#### DIRECTION
Quote the whole listing word for word, please.

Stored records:

-- begin --

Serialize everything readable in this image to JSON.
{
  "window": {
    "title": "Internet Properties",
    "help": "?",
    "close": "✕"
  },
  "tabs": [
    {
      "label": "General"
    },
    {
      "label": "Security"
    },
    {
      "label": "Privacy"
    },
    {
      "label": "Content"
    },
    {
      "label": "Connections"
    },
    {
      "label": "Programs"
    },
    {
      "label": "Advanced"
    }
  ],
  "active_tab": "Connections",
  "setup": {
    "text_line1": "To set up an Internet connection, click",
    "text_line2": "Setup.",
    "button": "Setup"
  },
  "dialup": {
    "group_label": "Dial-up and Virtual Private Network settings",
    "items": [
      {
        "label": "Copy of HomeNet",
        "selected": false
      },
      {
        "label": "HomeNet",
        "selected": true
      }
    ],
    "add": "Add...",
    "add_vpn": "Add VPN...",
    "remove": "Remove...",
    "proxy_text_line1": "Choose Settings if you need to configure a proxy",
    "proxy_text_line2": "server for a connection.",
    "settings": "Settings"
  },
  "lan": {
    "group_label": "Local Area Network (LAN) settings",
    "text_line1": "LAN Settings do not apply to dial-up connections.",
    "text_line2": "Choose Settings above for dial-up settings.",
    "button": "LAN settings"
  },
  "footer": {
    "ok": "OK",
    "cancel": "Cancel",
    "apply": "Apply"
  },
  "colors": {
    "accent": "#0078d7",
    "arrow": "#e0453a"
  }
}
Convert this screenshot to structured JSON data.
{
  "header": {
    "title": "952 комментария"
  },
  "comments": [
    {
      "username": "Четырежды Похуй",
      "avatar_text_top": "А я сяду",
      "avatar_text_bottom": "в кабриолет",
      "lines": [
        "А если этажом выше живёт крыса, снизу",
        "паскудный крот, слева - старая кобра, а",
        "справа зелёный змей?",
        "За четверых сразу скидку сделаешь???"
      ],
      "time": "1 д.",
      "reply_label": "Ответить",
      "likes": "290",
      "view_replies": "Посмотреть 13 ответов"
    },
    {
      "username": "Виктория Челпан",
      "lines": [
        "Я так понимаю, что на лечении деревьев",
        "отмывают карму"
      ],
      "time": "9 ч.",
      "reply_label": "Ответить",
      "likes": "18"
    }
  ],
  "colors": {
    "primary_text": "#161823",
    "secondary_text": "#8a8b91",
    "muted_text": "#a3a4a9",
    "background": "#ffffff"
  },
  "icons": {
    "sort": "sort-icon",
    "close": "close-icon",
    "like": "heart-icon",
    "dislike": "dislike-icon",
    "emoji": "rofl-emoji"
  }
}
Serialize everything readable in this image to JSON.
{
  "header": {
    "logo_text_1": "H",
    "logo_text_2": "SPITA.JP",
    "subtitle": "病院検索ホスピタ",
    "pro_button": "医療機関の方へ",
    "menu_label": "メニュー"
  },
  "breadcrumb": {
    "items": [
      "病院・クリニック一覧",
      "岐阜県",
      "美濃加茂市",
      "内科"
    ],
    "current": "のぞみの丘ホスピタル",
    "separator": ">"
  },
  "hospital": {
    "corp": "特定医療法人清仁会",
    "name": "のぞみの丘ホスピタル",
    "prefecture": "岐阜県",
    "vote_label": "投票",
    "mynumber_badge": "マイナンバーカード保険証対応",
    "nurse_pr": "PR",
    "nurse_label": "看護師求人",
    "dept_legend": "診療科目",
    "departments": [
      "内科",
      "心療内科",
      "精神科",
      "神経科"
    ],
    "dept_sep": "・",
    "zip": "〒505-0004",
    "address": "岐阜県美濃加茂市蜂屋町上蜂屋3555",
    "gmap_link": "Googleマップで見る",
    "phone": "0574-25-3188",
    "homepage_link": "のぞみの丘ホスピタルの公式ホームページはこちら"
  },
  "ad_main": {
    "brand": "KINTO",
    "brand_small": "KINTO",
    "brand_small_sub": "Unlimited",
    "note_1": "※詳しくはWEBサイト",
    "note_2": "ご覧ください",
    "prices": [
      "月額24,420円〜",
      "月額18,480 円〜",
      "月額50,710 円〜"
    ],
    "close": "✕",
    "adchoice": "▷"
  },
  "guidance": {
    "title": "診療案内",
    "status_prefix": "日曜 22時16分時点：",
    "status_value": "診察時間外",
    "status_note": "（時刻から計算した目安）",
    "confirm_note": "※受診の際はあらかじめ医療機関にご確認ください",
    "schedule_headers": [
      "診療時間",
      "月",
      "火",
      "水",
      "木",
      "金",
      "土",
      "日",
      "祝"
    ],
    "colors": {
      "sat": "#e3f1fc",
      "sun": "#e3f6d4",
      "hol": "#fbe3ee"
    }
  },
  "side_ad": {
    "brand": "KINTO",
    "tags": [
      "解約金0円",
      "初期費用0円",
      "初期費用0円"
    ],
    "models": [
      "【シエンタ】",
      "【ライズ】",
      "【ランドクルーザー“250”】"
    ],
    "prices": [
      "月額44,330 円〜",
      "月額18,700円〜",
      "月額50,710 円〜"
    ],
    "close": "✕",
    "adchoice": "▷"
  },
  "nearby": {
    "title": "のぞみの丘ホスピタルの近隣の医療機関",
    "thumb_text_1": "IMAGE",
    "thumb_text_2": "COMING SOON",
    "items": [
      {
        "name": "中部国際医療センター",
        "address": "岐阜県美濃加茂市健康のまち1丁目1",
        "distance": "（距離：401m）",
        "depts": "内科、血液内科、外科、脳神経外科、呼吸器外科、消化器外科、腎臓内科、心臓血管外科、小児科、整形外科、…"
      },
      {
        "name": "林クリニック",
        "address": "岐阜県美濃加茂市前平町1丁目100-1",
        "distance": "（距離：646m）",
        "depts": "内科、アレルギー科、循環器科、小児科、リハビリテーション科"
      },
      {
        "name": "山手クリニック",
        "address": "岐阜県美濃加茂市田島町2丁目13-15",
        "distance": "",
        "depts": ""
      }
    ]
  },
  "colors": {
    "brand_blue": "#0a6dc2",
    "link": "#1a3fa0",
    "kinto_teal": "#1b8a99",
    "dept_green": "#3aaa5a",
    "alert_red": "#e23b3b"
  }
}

-- end --

#### OUTPUT OF THE TASK
Serialize everything readable in this image to JSON.
{
  "window": {
    "title": "Internet Properties",
    "help": "?",
    "close": "✕"
  },
  "tabs": [
    {
      "label": "General"
    },
    {
      "label": "Security"
    },
    {
      "label": "Privacy"
    },
    {
      "label": "Content"
    },
    {
      "label": "Connections"
    },
    {
      "label": "Programs"
    },
    {
      "label": "Advanced"
    }
  ],
  "active_tab": "Connections",
  "setup": {
    "text_line1": "To set up an Internet connection, click",
    "text_line2": "Setup.",
    "button": "Setup"
  },
  "dialup": {
    "group_label": "Dial-up and Virtual Private Network settings",
    "items": [
      {
        "label": "Copy of HomeNet",
        "selected": false
      },
      {
        "label": "HomeNet",
        "selected": true
      }
    ],
    "add": "Add...",
    "add_vpn": "Add VPN...",
    "remove": "Remove...",
    "proxy_text_line1": "Choose Settings if you need to configure a proxy",
    "proxy_text_line2": "server for a connection.",
    "settings": "Settings"
  },
  "lan": {
    "group_label": "Local Area Network (LAN) settings",
    "text_line1": "LAN Settings do not apply to dial-up connections.",
    "text_line2": "Choose Settings above for dial-up settings.",
    "button": "LAN settings"
  },
  "footer": {
    "ok": "OK",
    "cancel": "Cancel",
    "apply": "Apply"
  },
  "colors": {
    "accent": "#0078d7",
    "arrow": "#e0453a"
  }
}
Convert this screenshot to structured JSON data.
{
  "header": {
    "title": "952 комментария"
  },
  "comments": [
    {
      "username": "Четырежды Похуй",
      "avatar_text_top": "А я сяду",
      "avatar_text_bottom": "в кабриолет",
      "lines": [
        "А если этажом выше живёт крыса, снизу",
        "паскудный крот, слева - старая кобра, а",
        "справа зелёный змей?",
        "За четверых сразу скидку сделаешь???"
      ],
      "time": "1 д.",
      "reply_label": "Ответить",
      "likes": "290",
      "view_replies": "Посмотреть 13 ответов"
    },
    {
      "username": "Виктория Челпан",
      "lines": [
        "Я так понимаю, что на лечении деревьев",
        "отмывают карму"
      ],
      "time": "9 ч.",
      "reply_label": "Ответить",
      "likes": "18"
    }
  ],
  "colors": {
    "primary_text": "#161823",
    "secondary_text": "#8a8b91",
    "muted_text": "#a3a4a9",
    "background": "#ffffff"
  },
  "icons": {
    "sort": "sort-icon",
    "close": "close-icon",
    "like": "heart-icon",
    "dislike": "dislike-icon",
    "emoji": "rofl-emoji"
  }
}
Serialize everything readable in this image to JSON.
{
  "header": {
    "logo_text_1": "H",
    "logo_text_2": "SPITA.JP",
    "subtitle": "病院検索ホスピタ",
    "pro_button": "医療機関の方へ",
    "menu_label": "メニュー"
  },
  "breadcrumb": {
    "items": [
      "病院・クリニック一覧",
      "岐阜県",
      "美濃加茂市",
      "内科"
    ],
    "current": "のぞみの丘ホスピタル",
    "separator": ">"
  },
  "hospital": {
    "corp": "特定医療法人清仁会",
    "name": "のぞみの丘ホスピタル",
    "prefecture": "岐阜県",
    "vote_label": "投票",
    "mynumber_badge": "マイナンバーカード保険証対応",
    "nurse_pr": "PR",
    "nurse_label": "看護師求人",
    "dept_legend": "診療科目",
    "departments": [
      "内科",
      "心療内科",
      "精神科",
      "神経科"
    ],
    "dept_sep": "・",
    "zip": "〒505-0004",
    "address": "岐阜県美濃加茂市蜂屋町上蜂屋3555",
    "gmap_link": "Googleマップで見る",
    "phone": "0574-25-3188",
    "homepage_link": "のぞみの丘ホスピタルの公式ホームページはこちら"
  },
  "ad_main": {
    "brand": "KINTO",
    "brand_small": "KINTO",
    "brand_small_sub": "Unlimited",
    "note_1": "※詳しくはWEBサイト",
    "note_2": "ご覧ください",
    "prices": [
      "月額24,420円〜",
      "月額18,480 円〜",
      "月額50,710 円〜"
    ],
    "close": "✕",
    "adchoice": "▷"
  },
  "guidance": {
    "title": "診療案内",
    "status_prefix": "日曜 22時16分時点：",
    "status_value": "診察時間外",
    "status_note": "（時刻から計算した目安）",
    "confirm_note": "※受診の際はあらかじめ医療機関にご確認ください",
    "schedule_headers": [
      "診療時間",
      "月",
      "火",
      "水",
      "木",
      "金",
      "土",
      "日",
      "祝"
    ],
    "colors": {
      "sat": "#e3f1fc",
      "sun": "#e3f6d4",
      "hol": "#fbe3ee"
    }
  },
  "side_ad": {
    "brand": "KINTO",
    "tags": [
      "解約金0円",
      "初期費用0円",
      "初期費用0円"
    ],
    "models": [
      "【シエンタ】",
      "【ライズ】",
      "【ランドクルーザー“250”】"
    ],
    "prices": [
      "月額44,330 円〜",
      "月額18,700円〜",
      "月額50,710 円〜"
    ],
    "close": "✕",
    "adchoice": "▷"
  },
  "nearby": {
    "title": "のぞみの丘ホスピタルの近隣の医療機関",
    "thumb_text_1": "IMAGE",
    "thumb_text_2": "COMING SOON",
    "items": [
      {
        "name": "中部国際医療センター",
        "address": "岐阜県美濃加茂市健康のまち1丁目1",
        "distance": "（距離：401m）",
        "depts": "内科、血液内科、外科、脳神経外科、呼吸器外科、消化器外科、腎臓内科、心臓血管外科、小児科、整形外科、…"
      },
      {
        "name": "林クリニック",
        "address": "岐阜県美濃加茂市前平町1丁目100-1",
        "distance": "（距離：646m）",
        "depts": "内科、アレルギー科、循環器科、小児科、リハビリテーション科"
      },
      {
        "name": "山手クリニック",
        "address": "岐阜県美濃加茂市田島町2丁目13-15",
        "distance": "",
        "depts": ""
      }
    ]
  },
  "colors": {
    "brand_blue": "#0a6dc2",
    "link": "#1a3fa0",
    "kinto_teal": "#1b8a99",
    "dept_green": "#3aaa5a",
    "alert_red": "#e23b3b"
  }
}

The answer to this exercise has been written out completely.